OBIETTIVO:
Rinomina "arrow-text" in "arrow-label" in tutte le voci sottostanti e riportale per intero, senza altre modifiche.

==== DATI DI PARTENZA

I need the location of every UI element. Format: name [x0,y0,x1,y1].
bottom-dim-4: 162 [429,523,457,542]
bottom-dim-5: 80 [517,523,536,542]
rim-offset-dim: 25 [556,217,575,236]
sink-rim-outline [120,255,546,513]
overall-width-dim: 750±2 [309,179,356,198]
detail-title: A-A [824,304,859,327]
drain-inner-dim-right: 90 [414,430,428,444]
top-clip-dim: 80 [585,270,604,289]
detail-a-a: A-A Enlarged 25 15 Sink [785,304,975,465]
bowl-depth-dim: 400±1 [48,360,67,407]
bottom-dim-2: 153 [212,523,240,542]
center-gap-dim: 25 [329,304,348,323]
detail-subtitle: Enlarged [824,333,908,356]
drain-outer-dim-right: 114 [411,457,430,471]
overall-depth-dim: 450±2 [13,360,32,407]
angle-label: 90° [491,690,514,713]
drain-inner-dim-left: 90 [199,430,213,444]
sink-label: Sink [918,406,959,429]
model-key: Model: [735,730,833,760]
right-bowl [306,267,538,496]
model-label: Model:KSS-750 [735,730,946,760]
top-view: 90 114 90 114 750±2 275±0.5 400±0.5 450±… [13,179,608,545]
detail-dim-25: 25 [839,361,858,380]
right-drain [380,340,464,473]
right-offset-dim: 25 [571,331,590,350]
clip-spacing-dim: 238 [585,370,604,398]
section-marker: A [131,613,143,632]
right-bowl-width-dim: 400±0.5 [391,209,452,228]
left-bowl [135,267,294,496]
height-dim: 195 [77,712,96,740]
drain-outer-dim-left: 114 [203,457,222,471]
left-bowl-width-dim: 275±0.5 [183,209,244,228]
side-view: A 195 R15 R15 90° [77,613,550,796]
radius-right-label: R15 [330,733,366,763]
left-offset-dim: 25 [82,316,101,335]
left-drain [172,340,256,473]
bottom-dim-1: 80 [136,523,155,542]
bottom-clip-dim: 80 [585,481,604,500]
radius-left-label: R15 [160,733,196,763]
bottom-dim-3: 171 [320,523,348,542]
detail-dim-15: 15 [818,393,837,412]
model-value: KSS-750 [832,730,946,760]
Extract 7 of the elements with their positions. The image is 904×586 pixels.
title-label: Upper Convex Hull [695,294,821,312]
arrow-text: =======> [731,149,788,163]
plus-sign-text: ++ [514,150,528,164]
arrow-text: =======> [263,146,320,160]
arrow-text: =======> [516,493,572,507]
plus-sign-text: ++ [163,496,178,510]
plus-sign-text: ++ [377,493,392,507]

========

RISULTATO DEL COMPITO:
I need the location of every UI element. Format: name [x0,y0,x1,y1].
bottom-dim-4: 162 [429,523,457,542]
bottom-dim-5: 80 [517,523,536,542]
rim-offset-dim: 25 [556,217,575,236]
sink-rim-outline [120,255,546,513]
overall-width-dim: 750±2 [309,179,356,198]
detail-title: A-A [824,304,859,327]
drain-inner-dim-right: 90 [414,430,428,444]
top-clip-dim: 80 [585,270,604,289]
detail-a-a: A-A Enlarged 25 15 Sink [785,304,975,465]
bowl-depth-dim: 400±1 [48,360,67,407]
bottom-dim-2: 153 [212,523,240,542]
center-gap-dim: 25 [329,304,348,323]
detail-subtitle: Enlarged [824,333,908,356]
drain-outer-dim-right: 114 [411,457,430,471]
overall-depth-dim: 450±2 [13,360,32,407]
angle-label: 90° [491,690,514,713]
drain-inner-dim-left: 90 [199,430,213,444]
sink-label: Sink [918,406,959,429]
model-key: Model: [735,730,833,760]
right-bowl [306,267,538,496]
model-label: Model:KSS-750 [735,730,946,760]
top-view: 90 114 90 114 750±2 275±0.5 400±0.5 450±… [13,179,608,545]
detail-dim-25: 25 [839,361,858,380]
right-drain [380,340,464,473]
right-offset-dim: 25 [571,331,590,350]
clip-spacing-dim: 238 [585,370,604,398]
section-marker: A [131,613,143,632]
right-bowl-width-dim: 400±0.5 [391,209,452,228]
left-bowl [135,267,294,496]
height-dim: 195 [77,712,96,740]
drain-outer-dim-left: 114 [203,457,222,471]
left-bowl-width-dim: 275±0.5 [183,209,244,228]
side-view: A 195 R15 R15 90° [77,613,550,796]
radius-right-label: R15 [330,733,366,763]
left-offset-dim: 25 [82,316,101,335]
left-drain [172,340,256,473]
bottom-dim-1: 80 [136,523,155,542]
bottom-clip-dim: 80 [585,481,604,500]
radius-left-label: R15 [160,733,196,763]
bottom-dim-3: 171 [320,523,348,542]
detail-dim-15: 15 [818,393,837,412]
model-value: KSS-750 [832,730,946,760]
Extract 7 of the elements with their positions. The image is 904×586 pixels.
title-label: Upper Convex Hull [695,294,821,312]
arrow-label: =======> [731,149,788,163]
plus-sign-text: ++ [514,150,528,164]
arrow-label: =======> [263,146,320,160]
arrow-label: =======> [516,493,572,507]
plus-sign-text: ++ [163,496,178,510]
plus-sign-text: ++ [377,493,392,507]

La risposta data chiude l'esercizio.